TASK TO COMPLETE –
Please retype the data in full and exactly; the pictures are not part of the copy.

Saved entries
+--

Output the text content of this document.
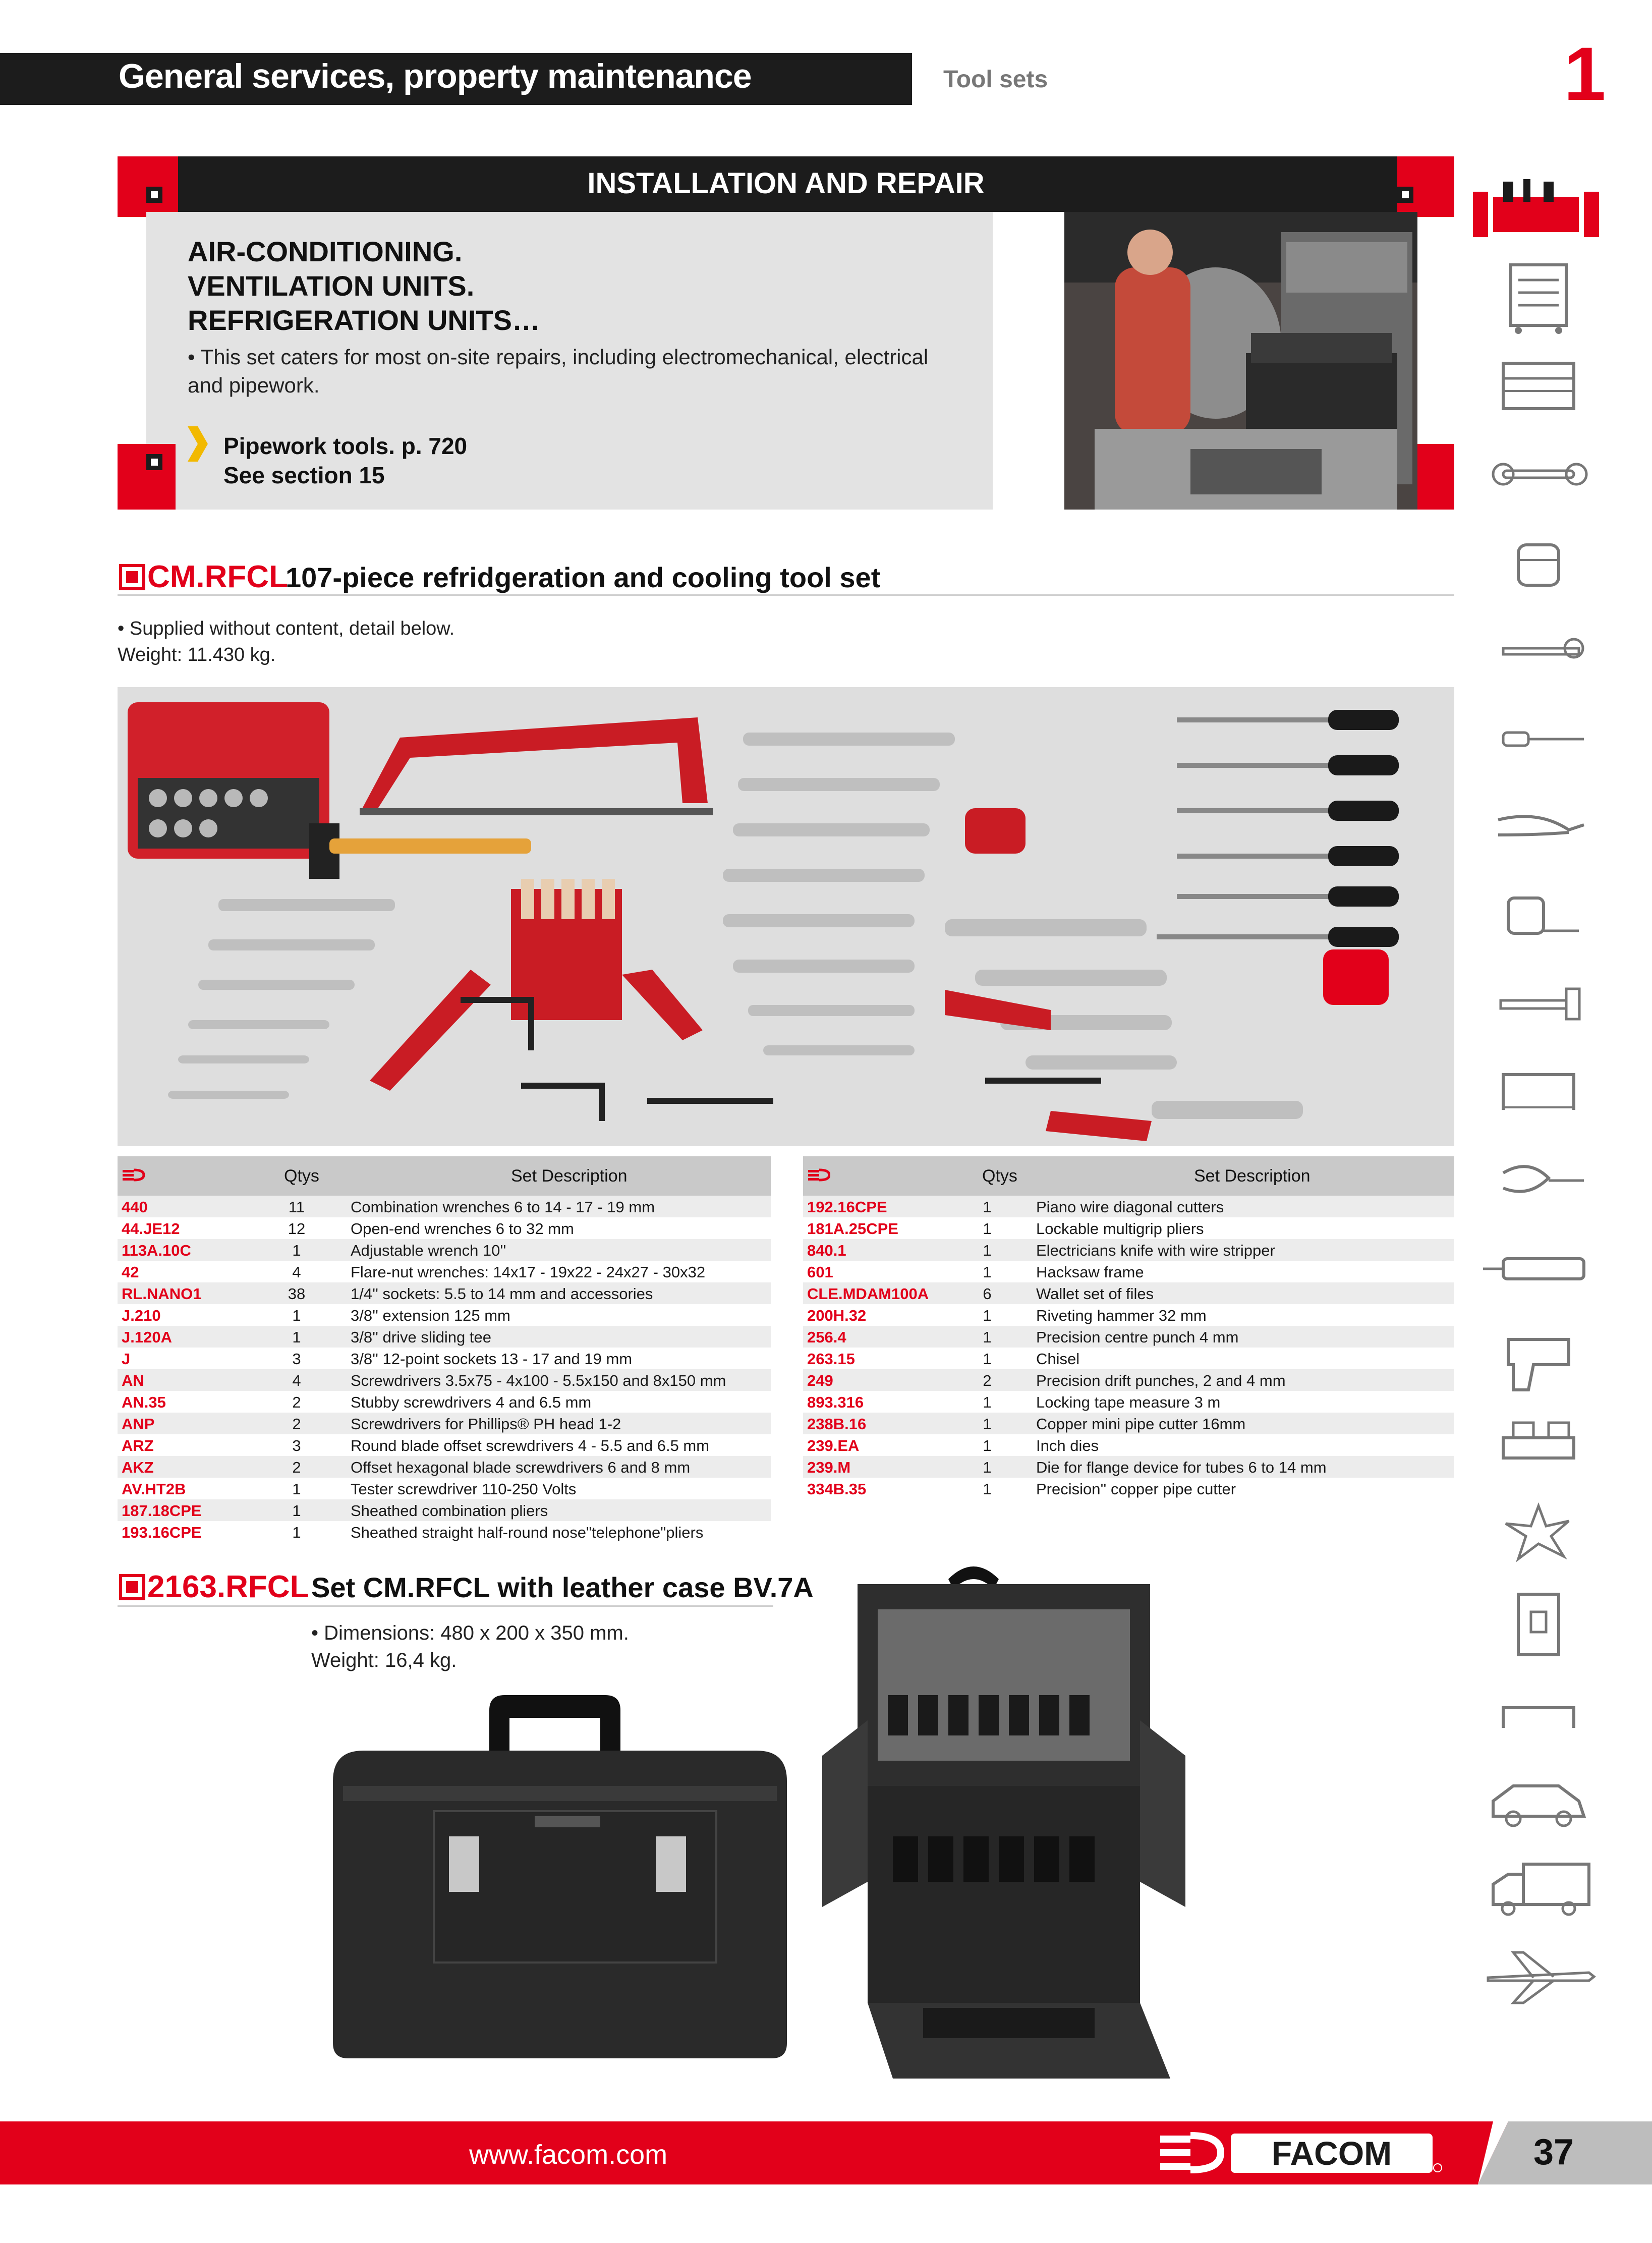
General services, property maintenance	Tool sets	1
INSTALLATION AND REPAIR
AIR-CONDITIONING.
VENTILATION UNITS.
REFRIGERATION UNITS…
• This set caters for most on-site repairs, including electromechanical, electrical and pipework.
Pipework tools. p. 720
See section 15
CM.RFCL
107-piece refridgeration and cooling tool set
• Supplied without content, detail below.
Weight: 11.430 kg.
Qtys	Set Description
440	11	Combination wrenches 6 to 14 - 17 - 19 mm
44.JE12	12	Open-end wrenches 6 to 32 mm
113A.10C	1	Adjustable wrench 10''
42	4	Flare-nut wrenches: 14x17 - 19x22 - 24x27 - 30x32
RL.NANO1	38	1/4'' sockets: 5.5 to 14 mm and accessories
J.210	1	3/8'' extension 125 mm
J.120A	1	3/8'' drive sliding tee
J	3	3/8'' 12-point sockets 13 - 17 and 19 mm
AN	4	Screwdrivers 3.5x75 - 4x100 - 5.5x150 and 8x150 mm
AN.35	2	Stubby screwdrivers 4 and 6.5 mm
ANP	2	Screwdrivers for Phillips® PH head 1-2
ARZ	3	Round blade offset screwdrivers 4 - 5.5 and 6.5 mm
AKZ	2	Offset hexagonal blade screwdrivers 6 and 8 mm
AV.HT2B	1	Tester screwdriver 110-250 Volts
187.18CPE	1	Sheathed combination pliers
193.16CPE	1	Sheathed straight half-round nose"telephone"pliers
Qtys	Set Description
192.16CPE	1	Piano wire diagonal cutters
181A.25CPE	1	Lockable multigrip pliers
840.1	1	Electricians knife with wire stripper
601	1	Hacksaw frame
CLE.MDAM100A	6	Wallet set of files
200H.32	1	Riveting hammer 32 mm
256.4	1	Precision centre punch 4 mm
263.15	1	Chisel
249	2	Precision drift punches, 2 and 4 mm
893.316	1	Locking tape measure 3 m
238B.16	1	Copper mini pipe cutter 16mm
239.EA	1	Inch dies
239.M	1	Die for flange device for tubes 6 to 14 mm
334B.35	1	Precision'' copper pipe cutter
2163.RFCL Set CM.RFCL with leather case BV.7A
• Dimensions: 480 x 200 x 350 mm.
Weight: 16,4 kg.
www.facom.com	FACOM	37
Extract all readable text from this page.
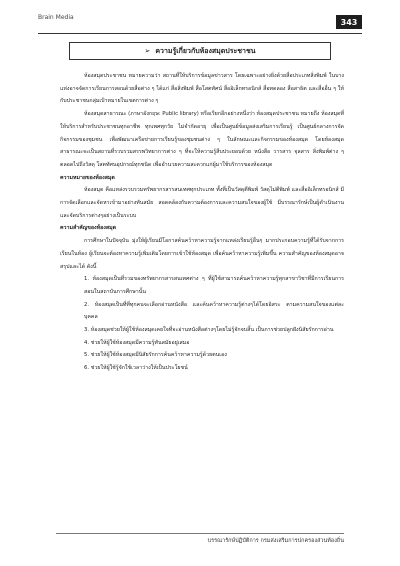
Brain Media	343
➢ ความรู้เกี่ยวกับห้องสมุดประชาชน

ห้องสมุดประชาชน หมายความว่า สถานที่ให้บริการข้อมูลข่าวสาร โดยเฉพาะอย่างยิ่งด้วยสื่อประเภทสิ่งพิมพ์ ในบางแห่งอาจจัดการเรียนการสอนด้วยสื่อต่าง ๆ ได้แก่ สื่อสิ่งพิมพ์ สื่อโสตทัศน์ สื่ออิเล็กทรอนิกส์ สื่อทดลอง สื่อสาธิต และสื่ออื่น ๆ ให้กับประชาชนกลุ่มเป้าหมายในเขตการต่าง ๆ

ห้องสมุดสาธารณะ (ภาษาอังกฤษ: Public library) หรือเรียกอีกอย่างหนึ่งว่า ห้องสมุดประชาชน หมายถึง ห้องสมุดที่ให้บริการสำหรับประชาชนทุกอาชีพ ทุกเพศทุกวัย ไม่จำกัดอายุ เพื่อเป็นศูนย์ข้อมูลส่งเสริมการเรียนรู้ เป็นศูนย์กลางการจัดกิจกรรมของชุมชน เพื่อพัฒนาเครือข่ายการเรียนรู้ของชุมชนต่าง ๆ ในลักษณะและกิจกรรมของห้องสมุด โดยห้องสมุดสาธารณะจะเป็นสถานที่รวบรวมสรรพวิทยาการต่าง ๆ ที่จะให้ความรู้สืบประยอบด้วย หนังสือ วารสาร จุลสาร สิ่งพิมพ์ต่าง ๆ ตลอดไปถึงวัสดุ โสตทัศนอุปกรณ์ทุกชนิด เพื่ออำนวยความสะดวกแก่ผู้มาใช้บริการของห้องสมุด

ความหมายของห้องสมุด

ห้องสมุด คือแหล่งรวบรวมทรัพยากรสารสนเทศทุกประเภท ทั้งที่เป็นวัสดุตีพิมพ์ วัสดุไม่ตีพิมพ์ และสื่ออิเล็กทรอนิกส์ มีการจัดเลือกและจัดหาเข้ามาอย่างทันสมัย สอดคล้องกับความต้องการและความสนใจของผู้ใช้ มีบรรณารักษ์เป็นผู้ดำเนินงานและจัดบริการต่างๆอย่างเป็นระบบ

ความสำคัญของห้องสมุด

การศึกษาในปัจจุบัน มุ่งให้ผู้เรียนมีโอกาสค้นคว้าหาความรู้จากแหล่งเรียนรู้อื่นๆ มากประกอบความรู้ที่ได้รับจากการเรียนในห้อง ผู้เรียนจะต้องหาความรู้เพิ่มเติมโดยการเข้าใช้ห้องสมุด เพื่อค้นคว้าหาความรู้เพิ่มขึ้น ความสำคัญของห้องสมุดอาจสรุปและได้ ดังนี้

1. ห้องสมุดเป็นที่รวมของทรัพยากรสารสนเทศต่าง ๆ ที่ผู้ใช้สามารถค้นคว้าหาความรู้ทุกสาขาวิชาที่มีการเรียนการสอนในสถาบันการศึกษานั้น

2. ห้องสมุดเป็นที่ที่ทุกคนจะเลือกอ่านหนังสือ และค้นคว้าหาความรู้ต่างๆได้โดยอิสระ ตามความสนใจของแต่ละบุคคล

3. ห้องสมุดช่วยให้ผู้ใช้ห้องสมุดเคยใจที่จะอ่านหนังสือต่างๆโดยไม่รู้จักจบสิ้น เป็นการช่วยปลูกฝังนิสัยรักการอ่าน

4. ช่วยให้ผู้ใช้ห้องสมุดมีความรู้ทันสมัยอยู่เสมอ

5. ช่วยให้ผู้ใช้ห้องสมุดมีนิสัยรักการค้นคว้าหาความรู้ด้วยตนเอง

6. ช่วยให้ผู้ใช้รู้จักใช้เวลาว่างให้เป็นประโยชน์

บรรณารักษ์ปฏิบัติการ กรมส่งเสริมการปกครองส่วนท้องถิ่น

+--

CORRECT RESPONSE –
Output the text content of this document.
General services, property maintenance	Tool sets	1
INSTALLATION AND REPAIR
AIR-CONDITIONING.
VENTILATION UNITS.
REFRIGERATION UNITS…
• This set caters for most on-site repairs, including electromechanical, electrical and pipework.
Pipework tools. p. 720
See section 15
CM.RFCL
107-piece refridgeration and cooling tool set
• Supplied without content, detail below.
Weight: 11.430 kg.
Qtys	Set Description
440	11	Combination wrenches 6 to 14 - 17 - 19 mm
44.JE12	12	Open-end wrenches 6 to 32 mm
113A.10C	1	Adjustable wrench 10''
42	4	Flare-nut wrenches: 14x17 - 19x22 - 24x27 - 30x32
RL.NANO1	38	1/4'' sockets: 5.5 to 14 mm and accessories
J.210	1	3/8'' extension 125 mm
J.120A	1	3/8'' drive sliding tee
J	3	3/8'' 12-point sockets 13 - 17 and 19 mm
AN	4	Screwdrivers 3.5x75 - 4x100 - 5.5x150 and 8x150 mm
AN.35	2	Stubby screwdrivers 4 and 6.5 mm
ANP	2	Screwdrivers for Phillips® PH head 1-2
ARZ	3	Round blade offset screwdrivers 4 - 5.5 and 6.5 mm
AKZ	2	Offset hexagonal blade screwdrivers 6 and 8 mm
AV.HT2B	1	Tester screwdriver 110-250 Volts
187.18CPE	1	Sheathed combination pliers
193.16CPE	1	Sheathed straight half-round nose"telephone"pliers
Qtys	Set Description
192.16CPE	1	Piano wire diagonal cutters
181A.25CPE	1	Lockable multigrip pliers
840.1	1	Electricians knife with wire stripper
601	1	Hacksaw frame
CLE.MDAM100A	6	Wallet set of files
200H.32	1	Riveting hammer 32 mm
256.4	1	Precision centre punch 4 mm
263.15	1	Chisel
249	2	Precision drift punches, 2 and 4 mm
893.316	1	Locking tape measure 3 m
238B.16	1	Copper mini pipe cutter 16mm
239.EA	1	Inch dies
239.M	1	Die for flange device for tubes 6 to 14 mm
334B.35	1	Precision'' copper pipe cutter
2163.RFCL Set CM.RFCL with leather case BV.7A
• Dimensions: 480 x 200 x 350 mm.
Weight: 16,4 kg.
www.facom.com	FACOM	37
Extract all readable text from this page.
Brain Media	343
➢ ความรู้เกี่ยวกับห้องสมุดประชาชน

ห้องสมุดประชาชน หมายความว่า สถานที่ให้บริการข้อมูลข่าวสาร โดยเฉพาะอย่างยิ่งด้วยสื่อประเภทสิ่งพิมพ์ ในบางแห่งอาจจัดการเรียนการสอนด้วยสื่อต่าง ๆ ได้แก่ สื่อสิ่งพิมพ์ สื่อโสตทัศน์ สื่ออิเล็กทรอนิกส์ สื่อทดลอง สื่อสาธิต และสื่ออื่น ๆ ให้กับประชาชนกลุ่มเป้าหมายในเขตการต่าง ๆ

ห้องสมุดสาธารณะ (ภาษาอังกฤษ: Public library) หรือเรียกอีกอย่างหนึ่งว่า ห้องสมุดประชาชน หมายถึง ห้องสมุดที่ให้บริการสำหรับประชาชนทุกอาชีพ ทุกเพศทุกวัย ไม่จำกัดอายุ เพื่อเป็นศูนย์ข้อมูลส่งเสริมการเรียนรู้ เป็นศูนย์กลางการจัดกิจกรรมของชุมชน เพื่อพัฒนาเครือข่ายการเรียนรู้ของชุมชนต่าง ๆ ในลักษณะและกิจกรรมของห้องสมุด โดยห้องสมุดสาธารณะจะเป็นสถานที่รวบรวมสรรพวิทยาการต่าง ๆ ที่จะให้ความรู้สืบประยอบด้วย หนังสือ วารสาร จุลสาร สิ่งพิมพ์ต่าง ๆ ตลอดไปถึงวัสดุ โสตทัศนอุปกรณ์ทุกชนิด เพื่ออำนวยความสะดวกแก่ผู้มาใช้บริการของห้องสมุด

ความหมายของห้องสมุด

ห้องสมุด คือแหล่งรวบรวมทรัพยากรสารสนเทศทุกประเภท ทั้งที่เป็นวัสดุตีพิมพ์ วัสดุไม่ตีพิมพ์ และสื่ออิเล็กทรอนิกส์ มีการจัดเลือกและจัดหาเข้ามาอย่างทันสมัย สอดคล้องกับความต้องการและความสนใจของผู้ใช้ มีบรรณารักษ์เป็นผู้ดำเนินงานและจัดบริการต่างๆอย่างเป็นระบบ

ความสำคัญของห้องสมุด

การศึกษาในปัจจุบัน มุ่งให้ผู้เรียนมีโอกาสค้นคว้าหาความรู้จากแหล่งเรียนรู้อื่นๆ มากประกอบความรู้ที่ได้รับจากการเรียนในห้อง ผู้เรียนจะต้องหาความรู้เพิ่มเติมโดยการเข้าใช้ห้องสมุด เพื่อค้นคว้าหาความรู้เพิ่มขึ้น ความสำคัญของห้องสมุดอาจสรุปและได้ ดังนี้

1. ห้องสมุดเป็นที่รวมของทรัพยากรสารสนเทศต่าง ๆ ที่ผู้ใช้สามารถค้นคว้าหาความรู้ทุกสาขาวิชาที่มีการเรียนการสอนในสถาบันการศึกษานั้น

2. ห้องสมุดเป็นที่ที่ทุกคนจะเลือกอ่านหนังสือ และค้นคว้าหาความรู้ต่างๆได้โดยอิสระ ตามความสนใจของแต่ละบุคคล

3. ห้องสมุดช่วยให้ผู้ใช้ห้องสมุดเคยใจที่จะอ่านหนังสือต่างๆโดยไม่รู้จักจบสิ้น เป็นการช่วยปลูกฝังนิสัยรักการอ่าน

4. ช่วยให้ผู้ใช้ห้องสมุดมีความรู้ทันสมัยอยู่เสมอ

5. ช่วยให้ผู้ใช้ห้องสมุดมีนิสัยรักการค้นคว้าหาความรู้ด้วยตนเอง

6. ช่วยให้ผู้ใช้รู้จักใช้เวลาว่างให้เป็นประโยชน์

บรรณารักษ์ปฏิบัติการ กรมส่งเสริมการปกครองส่วนท้องถิ่น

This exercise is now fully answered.